WRITTEN PROBLEM: Which lines in the records contain the string "legend", matching uppercase and lowercase? Select each of those lines and copy it out in full.

RECORDS FOR THIS EXERCISE:
--- begin ---

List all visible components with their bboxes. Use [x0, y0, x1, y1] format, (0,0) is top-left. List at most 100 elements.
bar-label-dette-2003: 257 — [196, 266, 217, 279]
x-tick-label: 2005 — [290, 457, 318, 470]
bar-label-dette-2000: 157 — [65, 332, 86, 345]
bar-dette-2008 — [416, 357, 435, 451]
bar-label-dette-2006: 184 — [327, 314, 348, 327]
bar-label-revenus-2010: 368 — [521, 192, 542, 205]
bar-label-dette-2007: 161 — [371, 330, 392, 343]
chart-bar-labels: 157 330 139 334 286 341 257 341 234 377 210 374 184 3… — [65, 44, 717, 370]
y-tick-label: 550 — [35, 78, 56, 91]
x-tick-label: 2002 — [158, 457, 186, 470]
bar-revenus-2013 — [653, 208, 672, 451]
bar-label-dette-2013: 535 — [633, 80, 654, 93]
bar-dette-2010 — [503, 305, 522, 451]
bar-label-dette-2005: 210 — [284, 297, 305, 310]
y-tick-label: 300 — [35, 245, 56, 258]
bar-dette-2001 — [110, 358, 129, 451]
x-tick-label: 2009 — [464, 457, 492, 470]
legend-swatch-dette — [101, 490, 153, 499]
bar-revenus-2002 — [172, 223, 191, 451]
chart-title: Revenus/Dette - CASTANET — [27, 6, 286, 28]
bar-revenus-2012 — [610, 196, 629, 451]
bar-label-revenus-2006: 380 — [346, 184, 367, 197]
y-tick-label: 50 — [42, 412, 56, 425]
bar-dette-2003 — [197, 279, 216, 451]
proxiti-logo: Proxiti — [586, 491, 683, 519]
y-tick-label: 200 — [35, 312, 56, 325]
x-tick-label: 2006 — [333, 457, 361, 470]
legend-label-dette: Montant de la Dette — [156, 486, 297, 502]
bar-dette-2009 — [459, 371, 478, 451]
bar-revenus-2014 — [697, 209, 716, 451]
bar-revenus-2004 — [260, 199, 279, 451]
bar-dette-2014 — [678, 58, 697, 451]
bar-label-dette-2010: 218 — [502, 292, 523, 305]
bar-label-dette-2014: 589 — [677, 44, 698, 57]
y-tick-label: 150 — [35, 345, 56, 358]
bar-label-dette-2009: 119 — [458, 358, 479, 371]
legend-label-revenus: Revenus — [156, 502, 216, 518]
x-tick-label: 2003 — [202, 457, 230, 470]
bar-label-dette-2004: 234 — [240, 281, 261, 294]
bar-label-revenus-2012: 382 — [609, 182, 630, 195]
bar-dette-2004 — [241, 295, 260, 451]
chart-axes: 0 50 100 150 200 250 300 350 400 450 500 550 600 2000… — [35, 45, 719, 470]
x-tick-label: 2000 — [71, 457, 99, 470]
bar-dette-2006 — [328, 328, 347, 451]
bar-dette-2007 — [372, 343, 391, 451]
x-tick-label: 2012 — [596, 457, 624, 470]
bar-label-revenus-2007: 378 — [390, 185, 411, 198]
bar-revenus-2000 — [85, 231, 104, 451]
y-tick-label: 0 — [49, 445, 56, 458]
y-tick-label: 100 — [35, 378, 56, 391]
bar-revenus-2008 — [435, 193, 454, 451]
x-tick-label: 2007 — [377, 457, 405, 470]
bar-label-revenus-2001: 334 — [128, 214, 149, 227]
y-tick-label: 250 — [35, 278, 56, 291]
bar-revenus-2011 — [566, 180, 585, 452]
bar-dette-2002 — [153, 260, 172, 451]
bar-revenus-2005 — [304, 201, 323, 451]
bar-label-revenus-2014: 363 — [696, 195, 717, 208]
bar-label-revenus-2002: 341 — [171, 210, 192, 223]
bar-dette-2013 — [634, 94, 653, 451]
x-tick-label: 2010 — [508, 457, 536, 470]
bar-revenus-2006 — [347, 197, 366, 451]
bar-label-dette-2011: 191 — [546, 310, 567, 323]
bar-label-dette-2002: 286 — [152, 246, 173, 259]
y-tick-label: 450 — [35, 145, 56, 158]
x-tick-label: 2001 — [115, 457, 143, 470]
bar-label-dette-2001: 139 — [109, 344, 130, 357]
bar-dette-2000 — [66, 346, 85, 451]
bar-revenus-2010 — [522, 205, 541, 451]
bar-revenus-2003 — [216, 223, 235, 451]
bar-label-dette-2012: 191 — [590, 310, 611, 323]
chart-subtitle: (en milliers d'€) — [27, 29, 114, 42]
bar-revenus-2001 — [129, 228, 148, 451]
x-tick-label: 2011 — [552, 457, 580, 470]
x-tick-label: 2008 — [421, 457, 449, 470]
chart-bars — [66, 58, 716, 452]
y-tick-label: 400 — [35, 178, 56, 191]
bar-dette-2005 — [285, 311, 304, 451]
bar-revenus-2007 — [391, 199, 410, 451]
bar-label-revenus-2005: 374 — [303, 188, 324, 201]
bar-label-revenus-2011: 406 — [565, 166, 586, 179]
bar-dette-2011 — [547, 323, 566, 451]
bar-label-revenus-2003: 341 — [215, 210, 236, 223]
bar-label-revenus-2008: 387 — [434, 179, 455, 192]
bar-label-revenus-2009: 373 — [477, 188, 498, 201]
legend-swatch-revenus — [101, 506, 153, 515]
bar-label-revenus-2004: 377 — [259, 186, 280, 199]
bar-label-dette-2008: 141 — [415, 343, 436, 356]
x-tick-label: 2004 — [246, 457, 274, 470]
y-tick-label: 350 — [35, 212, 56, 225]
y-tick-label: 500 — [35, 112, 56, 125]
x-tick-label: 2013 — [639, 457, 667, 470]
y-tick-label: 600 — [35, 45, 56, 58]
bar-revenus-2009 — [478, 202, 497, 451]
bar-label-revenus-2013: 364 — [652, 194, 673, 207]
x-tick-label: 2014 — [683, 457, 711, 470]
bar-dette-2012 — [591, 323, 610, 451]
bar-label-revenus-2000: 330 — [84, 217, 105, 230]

--- end ---

OUTPUT FOR THIS TASK:
legend-swatch-dette — [101, 490, 153, 499]
legend-label-dette: Montant de la Dette — [156, 486, 297, 502]
legend-label-revenus: Revenus — [156, 502, 216, 518]
legend-swatch-revenus — [101, 506, 153, 515]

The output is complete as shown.